Saved entries
____________________
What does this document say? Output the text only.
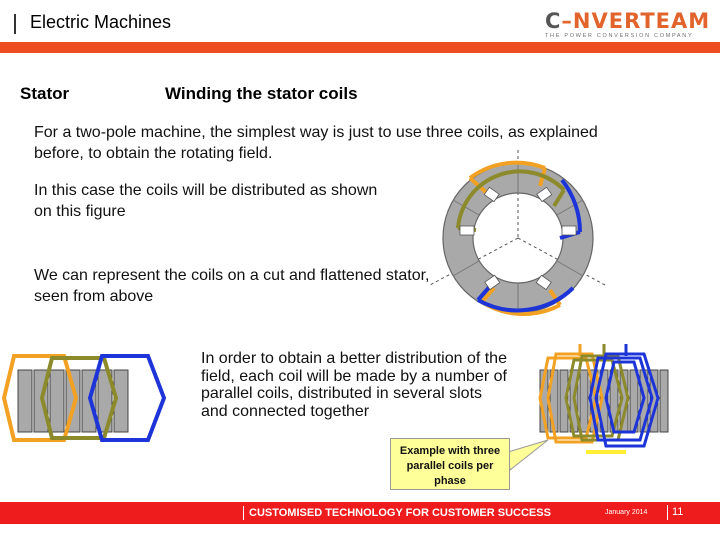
Electric Machines	C–NVERTEAM
THE POWER CONVERSION COMPANY
Stator	Winding the stator coils
For a two-pole machine, the simplest way is just to use three coils, as explained before, to obtain the rotating field.
In this case the coils will be distributed as shown on this figure
We can represent the coils on a cut and flattened stator, seen from above
In order to obtain a better distribution of the field, each coil will be made by a number of parallel coils, distributed in several slots and connected together
Example with three parallel coils per phase
CUSTOMISED TECHNOLOGY FOR CUSTOMER SUCCESS	January 2014 11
____________________
GIVEN PROBLEM: Copy the listing over exactly, skipping the pictures it holds.

TASK OUTPUT:
What does this document say? Output the text only.
Electric Machines	C–NVERTEAM
THE POWER CONVERSION COMPANY
Stator	Winding the stator coils
For a two-pole machine, the simplest way is just to use three coils, as explained before, to obtain the rotating field.
In this case the coils will be distributed as shown on this figure
We can represent the coils on a cut and flattened stator, seen from above
In order to obtain a better distribution of the field, each coil will be made by a number of parallel coils, distributed in several slots and connected together
Example with three parallel coils per phase
CUSTOMISED TECHNOLOGY FOR CUSTOMER SUCCESS	January 2014 11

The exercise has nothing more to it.